__Task to complete__
Repeat what the lines below say, word for word, and skip every image.

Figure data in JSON
-- -- --
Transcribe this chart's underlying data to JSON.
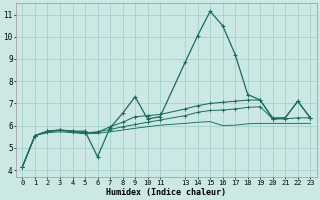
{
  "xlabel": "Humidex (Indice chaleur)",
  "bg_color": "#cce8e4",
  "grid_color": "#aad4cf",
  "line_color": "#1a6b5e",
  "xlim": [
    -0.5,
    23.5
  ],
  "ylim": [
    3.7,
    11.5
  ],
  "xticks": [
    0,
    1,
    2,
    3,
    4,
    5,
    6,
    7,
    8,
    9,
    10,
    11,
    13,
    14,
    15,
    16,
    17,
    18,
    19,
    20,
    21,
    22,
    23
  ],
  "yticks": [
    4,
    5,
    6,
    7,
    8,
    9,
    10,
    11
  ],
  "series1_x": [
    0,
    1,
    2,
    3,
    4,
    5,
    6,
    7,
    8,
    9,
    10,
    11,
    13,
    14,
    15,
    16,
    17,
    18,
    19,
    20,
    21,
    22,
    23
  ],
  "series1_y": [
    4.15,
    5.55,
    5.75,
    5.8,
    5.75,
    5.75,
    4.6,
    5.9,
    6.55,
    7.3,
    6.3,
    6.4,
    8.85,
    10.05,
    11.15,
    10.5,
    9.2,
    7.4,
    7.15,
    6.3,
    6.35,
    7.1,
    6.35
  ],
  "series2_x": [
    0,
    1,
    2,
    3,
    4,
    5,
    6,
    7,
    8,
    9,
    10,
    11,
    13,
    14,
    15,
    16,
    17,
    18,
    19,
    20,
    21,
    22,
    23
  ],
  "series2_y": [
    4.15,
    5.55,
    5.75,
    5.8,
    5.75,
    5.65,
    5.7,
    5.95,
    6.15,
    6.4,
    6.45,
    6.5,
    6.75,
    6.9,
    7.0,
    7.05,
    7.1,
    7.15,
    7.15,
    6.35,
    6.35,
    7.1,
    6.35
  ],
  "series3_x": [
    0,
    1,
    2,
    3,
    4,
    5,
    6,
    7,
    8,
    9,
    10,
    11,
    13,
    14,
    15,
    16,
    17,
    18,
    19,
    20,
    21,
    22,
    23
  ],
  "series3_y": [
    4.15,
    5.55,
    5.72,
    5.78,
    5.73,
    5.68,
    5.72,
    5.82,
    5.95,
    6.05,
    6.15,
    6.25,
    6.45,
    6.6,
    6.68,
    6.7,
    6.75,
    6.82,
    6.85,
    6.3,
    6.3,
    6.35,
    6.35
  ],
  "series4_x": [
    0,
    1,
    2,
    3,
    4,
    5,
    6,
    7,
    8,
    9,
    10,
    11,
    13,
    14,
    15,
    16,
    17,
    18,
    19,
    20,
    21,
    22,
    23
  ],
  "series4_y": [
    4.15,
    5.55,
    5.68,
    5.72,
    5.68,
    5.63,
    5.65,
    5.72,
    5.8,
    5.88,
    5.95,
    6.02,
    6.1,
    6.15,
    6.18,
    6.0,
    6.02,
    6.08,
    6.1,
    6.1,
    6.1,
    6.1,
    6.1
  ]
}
-- -- --
__Answer to this problem__
Transcribe this chart's underlying data to JSON.
{
  "xlabel": "Humidex (Indice chaleur)",
  "bg_color": "#cce8e4",
  "grid_color": "#aad4cf",
  "line_color": "#1a6b5e",
  "xlim": [
    -0.5,
    23.5
  ],
  "ylim": [
    3.7,
    11.5
  ],
  "xticks": [
    0,
    1,
    2,
    3,
    4,
    5,
    6,
    7,
    8,
    9,
    10,
    11,
    13,
    14,
    15,
    16,
    17,
    18,
    19,
    20,
    21,
    22,
    23
  ],
  "yticks": [
    4,
    5,
    6,
    7,
    8,
    9,
    10,
    11
  ],
  "series1_x": [
    0,
    1,
    2,
    3,
    4,
    5,
    6,
    7,
    8,
    9,
    10,
    11,
    13,
    14,
    15,
    16,
    17,
    18,
    19,
    20,
    21,
    22,
    23
  ],
  "series1_y": [
    4.15,
    5.55,
    5.75,
    5.8,
    5.75,
    5.75,
    4.6,
    5.9,
    6.55,
    7.3,
    6.3,
    6.4,
    8.85,
    10.05,
    11.15,
    10.5,
    9.2,
    7.4,
    7.15,
    6.3,
    6.35,
    7.1,
    6.35
  ],
  "series2_x": [
    0,
    1,
    2,
    3,
    4,
    5,
    6,
    7,
    8,
    9,
    10,
    11,
    13,
    14,
    15,
    16,
    17,
    18,
    19,
    20,
    21,
    22,
    23
  ],
  "series2_y": [
    4.15,
    5.55,
    5.75,
    5.8,
    5.75,
    5.65,
    5.7,
    5.95,
    6.15,
    6.4,
    6.45,
    6.5,
    6.75,
    6.9,
    7.0,
    7.05,
    7.1,
    7.15,
    7.15,
    6.35,
    6.35,
    7.1,
    6.35
  ],
  "series3_x": [
    0,
    1,
    2,
    3,
    4,
    5,
    6,
    7,
    8,
    9,
    10,
    11,
    13,
    14,
    15,
    16,
    17,
    18,
    19,
    20,
    21,
    22,
    23
  ],
  "series3_y": [
    4.15,
    5.55,
    5.72,
    5.78,
    5.73,
    5.68,
    5.72,
    5.82,
    5.95,
    6.05,
    6.15,
    6.25,
    6.45,
    6.6,
    6.68,
    6.7,
    6.75,
    6.82,
    6.85,
    6.3,
    6.3,
    6.35,
    6.35
  ],
  "series4_x": [
    0,
    1,
    2,
    3,
    4,
    5,
    6,
    7,
    8,
    9,
    10,
    11,
    13,
    14,
    15,
    16,
    17,
    18,
    19,
    20,
    21,
    22,
    23
  ],
  "series4_y": [
    4.15,
    5.55,
    5.68,
    5.72,
    5.68,
    5.63,
    5.65,
    5.72,
    5.8,
    5.88,
    5.95,
    6.02,
    6.1,
    6.15,
    6.18,
    6.0,
    6.02,
    6.08,
    6.1,
    6.1,
    6.1,
    6.1,
    6.1
  ]
}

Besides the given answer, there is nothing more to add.